--- START ---
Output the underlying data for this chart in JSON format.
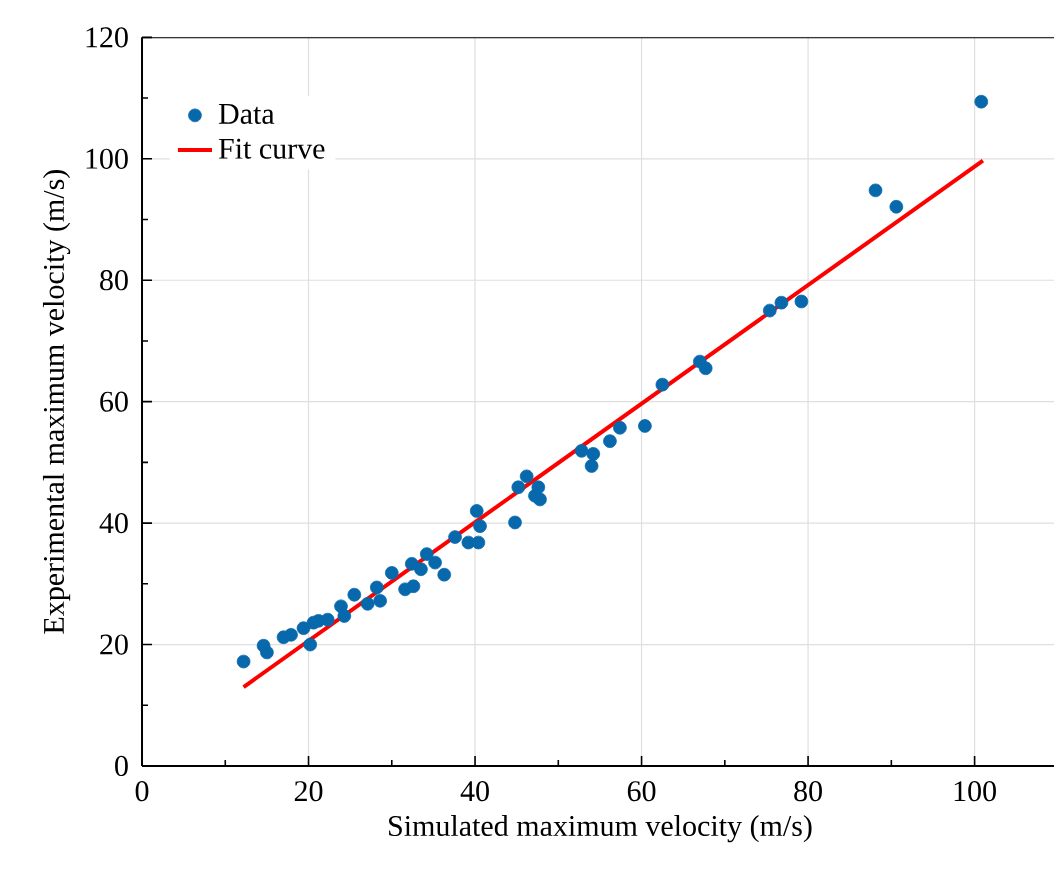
{
  "chart_data": {
    "type": "scatter",
    "xlabel": "Simulated maximum velocity (m/s)",
    "ylabel": "Experimental maximum velocity (m/s)",
    "xlim": [
      0,
      110
    ],
    "ylim": [
      0,
      120
    ],
    "xticks": [
      0,
      20,
      40,
      60,
      80,
      100
    ],
    "yticks": [
      0,
      20,
      40,
      60,
      80,
      100,
      120
    ],
    "grid": true,
    "legend": "top left",
    "series": [
      {
        "name": "Data",
        "marker": "circle",
        "color": "#0868ac",
        "x": [
          12.2,
          14.6,
          15.0,
          17.0,
          17.9,
          19.4,
          20.2,
          20.6,
          21.2,
          22.3,
          23.9,
          24.3,
          25.5,
          27.1,
          28.2,
          28.6,
          30.0,
          31.6,
          32.6,
          32.4,
          33.5,
          34.2,
          35.2,
          36.3,
          37.6,
          39.2,
          40.4,
          40.2,
          40.6,
          44.8,
          45.2,
          46.2,
          47.2,
          47.6,
          47.8,
          52.8,
          54.2,
          54.0,
          56.2,
          57.4,
          60.4,
          62.5,
          67.0,
          67.7,
          75.4,
          76.8,
          79.2,
          88.1,
          90.6,
          100.8
        ],
        "values": [
          17.2,
          19.8,
          18.7,
          21.2,
          21.6,
          22.7,
          20.0,
          23.6,
          23.9,
          24.1,
          26.3,
          24.7,
          28.2,
          26.7,
          29.4,
          27.2,
          31.8,
          29.1,
          29.6,
          33.3,
          32.4,
          34.9,
          33.5,
          31.5,
          37.7,
          36.8,
          36.8,
          42.0,
          39.5,
          40.1,
          45.9,
          47.7,
          44.5,
          45.9,
          43.9,
          51.9,
          51.4,
          49.4,
          53.5,
          55.7,
          56.0,
          62.8,
          66.6,
          65.5,
          75.0,
          76.3,
          76.5,
          94.8,
          92.1,
          109.4
        ]
      },
      {
        "name": "Fit curve",
        "type": "line",
        "marker": "none",
        "color": "#ff0000",
        "x": [
          12.2,
          101.0
        ],
        "values": [
          13.0,
          99.7
        ]
      }
    ]
  }
}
--- END ---
### EXERCISE REQUIREMENTS
Find every line in the records above that holds the word "velocity", and copy each one.

### THE COMPLETED TASK
    "xlabel": "Simulated maximum velocity (m/s)",
    "ylabel": "Experimental maximum velocity (m/s)",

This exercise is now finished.